■ **DIRECTIONS**: Only the lines holding the string "Section" are needed. Copy each one.

Start of INPUT FOR THIS TASK

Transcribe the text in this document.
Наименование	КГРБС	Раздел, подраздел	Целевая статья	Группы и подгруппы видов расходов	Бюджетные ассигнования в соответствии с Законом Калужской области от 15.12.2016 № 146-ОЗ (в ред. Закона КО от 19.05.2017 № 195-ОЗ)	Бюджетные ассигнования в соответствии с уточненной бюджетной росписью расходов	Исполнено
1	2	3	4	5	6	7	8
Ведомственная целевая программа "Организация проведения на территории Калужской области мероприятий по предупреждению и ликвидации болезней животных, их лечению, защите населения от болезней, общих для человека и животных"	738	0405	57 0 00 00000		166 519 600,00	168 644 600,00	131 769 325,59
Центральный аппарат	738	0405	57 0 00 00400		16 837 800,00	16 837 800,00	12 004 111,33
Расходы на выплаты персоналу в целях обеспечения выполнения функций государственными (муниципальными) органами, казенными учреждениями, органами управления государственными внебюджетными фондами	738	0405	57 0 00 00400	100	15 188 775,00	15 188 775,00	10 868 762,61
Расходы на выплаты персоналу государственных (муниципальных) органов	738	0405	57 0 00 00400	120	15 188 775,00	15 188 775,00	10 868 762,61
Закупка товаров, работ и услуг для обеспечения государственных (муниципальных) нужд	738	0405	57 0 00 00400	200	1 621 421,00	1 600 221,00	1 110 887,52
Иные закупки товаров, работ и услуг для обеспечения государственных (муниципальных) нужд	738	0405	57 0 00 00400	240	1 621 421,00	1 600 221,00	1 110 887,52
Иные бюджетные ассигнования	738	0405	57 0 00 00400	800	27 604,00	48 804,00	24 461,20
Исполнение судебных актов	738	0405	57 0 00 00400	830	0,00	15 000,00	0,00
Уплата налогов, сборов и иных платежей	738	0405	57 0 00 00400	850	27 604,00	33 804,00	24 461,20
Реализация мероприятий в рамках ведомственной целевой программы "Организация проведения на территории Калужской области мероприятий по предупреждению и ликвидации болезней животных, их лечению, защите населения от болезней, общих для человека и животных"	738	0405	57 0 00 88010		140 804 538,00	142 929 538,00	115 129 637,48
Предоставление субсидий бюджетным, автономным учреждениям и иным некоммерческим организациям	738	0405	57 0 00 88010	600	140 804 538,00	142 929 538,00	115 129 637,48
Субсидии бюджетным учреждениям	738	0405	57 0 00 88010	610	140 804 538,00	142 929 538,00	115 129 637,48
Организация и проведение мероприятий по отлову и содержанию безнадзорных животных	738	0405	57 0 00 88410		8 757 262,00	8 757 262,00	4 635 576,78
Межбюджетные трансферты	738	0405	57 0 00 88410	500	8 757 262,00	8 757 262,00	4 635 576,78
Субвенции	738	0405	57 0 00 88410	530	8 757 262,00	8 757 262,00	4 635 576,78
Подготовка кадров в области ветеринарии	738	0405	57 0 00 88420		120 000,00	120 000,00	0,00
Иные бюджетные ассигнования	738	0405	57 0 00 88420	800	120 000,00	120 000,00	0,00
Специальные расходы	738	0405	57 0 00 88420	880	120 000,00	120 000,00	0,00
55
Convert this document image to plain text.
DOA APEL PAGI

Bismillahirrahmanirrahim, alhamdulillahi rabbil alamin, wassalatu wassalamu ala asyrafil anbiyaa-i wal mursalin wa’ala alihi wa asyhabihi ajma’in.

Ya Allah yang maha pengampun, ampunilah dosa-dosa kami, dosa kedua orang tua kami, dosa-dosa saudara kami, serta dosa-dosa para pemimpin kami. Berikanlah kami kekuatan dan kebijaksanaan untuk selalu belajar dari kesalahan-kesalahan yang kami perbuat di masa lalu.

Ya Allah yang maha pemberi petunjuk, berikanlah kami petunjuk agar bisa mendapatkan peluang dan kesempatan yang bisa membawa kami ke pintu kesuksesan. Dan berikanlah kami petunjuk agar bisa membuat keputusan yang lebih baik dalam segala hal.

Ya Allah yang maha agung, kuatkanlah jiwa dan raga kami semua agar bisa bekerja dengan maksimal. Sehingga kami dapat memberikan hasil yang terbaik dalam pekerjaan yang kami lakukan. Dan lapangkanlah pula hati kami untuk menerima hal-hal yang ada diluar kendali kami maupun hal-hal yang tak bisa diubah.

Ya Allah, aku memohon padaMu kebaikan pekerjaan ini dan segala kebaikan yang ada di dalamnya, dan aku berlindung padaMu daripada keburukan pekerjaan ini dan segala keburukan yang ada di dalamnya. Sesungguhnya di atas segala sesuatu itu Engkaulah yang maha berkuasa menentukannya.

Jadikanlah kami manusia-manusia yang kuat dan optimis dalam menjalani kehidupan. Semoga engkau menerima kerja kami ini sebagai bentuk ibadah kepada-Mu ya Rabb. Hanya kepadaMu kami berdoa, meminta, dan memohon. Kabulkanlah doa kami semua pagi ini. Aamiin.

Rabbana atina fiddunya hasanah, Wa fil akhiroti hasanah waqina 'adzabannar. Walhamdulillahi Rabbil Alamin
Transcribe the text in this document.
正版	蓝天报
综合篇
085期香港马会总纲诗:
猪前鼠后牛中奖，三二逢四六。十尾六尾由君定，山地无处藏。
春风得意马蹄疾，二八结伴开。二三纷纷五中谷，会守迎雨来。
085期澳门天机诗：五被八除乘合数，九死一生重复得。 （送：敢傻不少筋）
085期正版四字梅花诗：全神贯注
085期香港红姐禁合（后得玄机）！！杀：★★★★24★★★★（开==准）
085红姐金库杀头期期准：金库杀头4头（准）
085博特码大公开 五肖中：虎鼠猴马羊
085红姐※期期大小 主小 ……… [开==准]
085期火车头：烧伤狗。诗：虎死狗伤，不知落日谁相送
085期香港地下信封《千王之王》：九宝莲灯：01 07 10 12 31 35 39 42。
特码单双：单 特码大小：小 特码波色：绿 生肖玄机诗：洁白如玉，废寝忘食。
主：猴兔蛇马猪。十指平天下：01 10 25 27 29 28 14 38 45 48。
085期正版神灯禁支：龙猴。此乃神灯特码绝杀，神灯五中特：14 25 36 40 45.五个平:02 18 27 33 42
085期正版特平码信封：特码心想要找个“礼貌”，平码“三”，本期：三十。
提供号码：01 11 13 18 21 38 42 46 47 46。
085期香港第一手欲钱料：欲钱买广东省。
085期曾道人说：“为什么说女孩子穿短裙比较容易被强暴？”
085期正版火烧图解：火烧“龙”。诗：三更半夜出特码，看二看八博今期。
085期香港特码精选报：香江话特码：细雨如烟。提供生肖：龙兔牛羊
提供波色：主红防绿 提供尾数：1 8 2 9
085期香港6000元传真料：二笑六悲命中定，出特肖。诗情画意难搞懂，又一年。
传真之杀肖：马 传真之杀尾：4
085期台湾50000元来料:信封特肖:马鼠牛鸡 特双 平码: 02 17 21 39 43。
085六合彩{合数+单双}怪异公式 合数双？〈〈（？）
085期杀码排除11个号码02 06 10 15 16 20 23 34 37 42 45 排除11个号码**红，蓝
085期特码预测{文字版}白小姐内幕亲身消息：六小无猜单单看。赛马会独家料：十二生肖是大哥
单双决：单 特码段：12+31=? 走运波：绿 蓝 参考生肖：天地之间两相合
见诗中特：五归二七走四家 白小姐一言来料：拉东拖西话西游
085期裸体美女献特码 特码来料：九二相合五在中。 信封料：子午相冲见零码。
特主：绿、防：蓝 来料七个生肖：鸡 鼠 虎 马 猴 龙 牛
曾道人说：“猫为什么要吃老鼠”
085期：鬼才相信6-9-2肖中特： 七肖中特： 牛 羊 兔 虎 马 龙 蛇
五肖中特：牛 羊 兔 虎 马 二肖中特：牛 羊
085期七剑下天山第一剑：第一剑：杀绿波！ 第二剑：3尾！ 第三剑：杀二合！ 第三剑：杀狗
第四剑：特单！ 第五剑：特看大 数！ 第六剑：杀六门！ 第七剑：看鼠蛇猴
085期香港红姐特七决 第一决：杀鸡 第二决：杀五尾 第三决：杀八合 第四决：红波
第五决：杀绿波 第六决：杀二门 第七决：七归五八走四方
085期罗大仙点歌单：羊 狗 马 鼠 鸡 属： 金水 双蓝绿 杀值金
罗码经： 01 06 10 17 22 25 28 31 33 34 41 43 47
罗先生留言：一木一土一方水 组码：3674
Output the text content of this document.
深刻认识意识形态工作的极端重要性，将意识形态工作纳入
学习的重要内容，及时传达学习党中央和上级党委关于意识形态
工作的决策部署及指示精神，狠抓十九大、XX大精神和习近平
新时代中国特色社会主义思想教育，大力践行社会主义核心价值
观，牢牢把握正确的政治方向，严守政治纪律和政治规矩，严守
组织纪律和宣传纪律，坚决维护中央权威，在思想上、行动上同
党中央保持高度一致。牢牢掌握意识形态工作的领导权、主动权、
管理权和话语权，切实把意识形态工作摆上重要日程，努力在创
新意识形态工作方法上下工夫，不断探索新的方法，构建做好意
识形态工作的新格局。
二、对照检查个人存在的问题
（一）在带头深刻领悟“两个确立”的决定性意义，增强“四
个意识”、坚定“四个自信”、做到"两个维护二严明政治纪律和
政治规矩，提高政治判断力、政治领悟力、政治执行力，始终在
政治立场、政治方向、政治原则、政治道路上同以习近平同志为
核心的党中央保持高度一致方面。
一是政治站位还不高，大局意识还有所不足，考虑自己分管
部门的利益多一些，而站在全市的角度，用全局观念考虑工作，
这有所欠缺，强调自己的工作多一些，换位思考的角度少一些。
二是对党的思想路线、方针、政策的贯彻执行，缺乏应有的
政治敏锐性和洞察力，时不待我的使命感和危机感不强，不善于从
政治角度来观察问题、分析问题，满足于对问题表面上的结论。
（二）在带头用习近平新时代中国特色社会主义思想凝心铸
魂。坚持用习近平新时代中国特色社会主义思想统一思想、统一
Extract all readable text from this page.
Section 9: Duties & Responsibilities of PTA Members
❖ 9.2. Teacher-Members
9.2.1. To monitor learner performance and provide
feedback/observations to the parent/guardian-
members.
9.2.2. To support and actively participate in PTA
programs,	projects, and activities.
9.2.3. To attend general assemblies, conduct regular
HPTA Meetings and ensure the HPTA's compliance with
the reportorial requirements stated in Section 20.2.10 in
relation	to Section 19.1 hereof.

End of INPUT FOR THIS TASK

■ **TASK ANSWER**:
Section 9: Duties & Responsibilities of PTA Members
the reportorial requirements stated in Section 20.2.10 in
relation	to Section 19.1 hereof.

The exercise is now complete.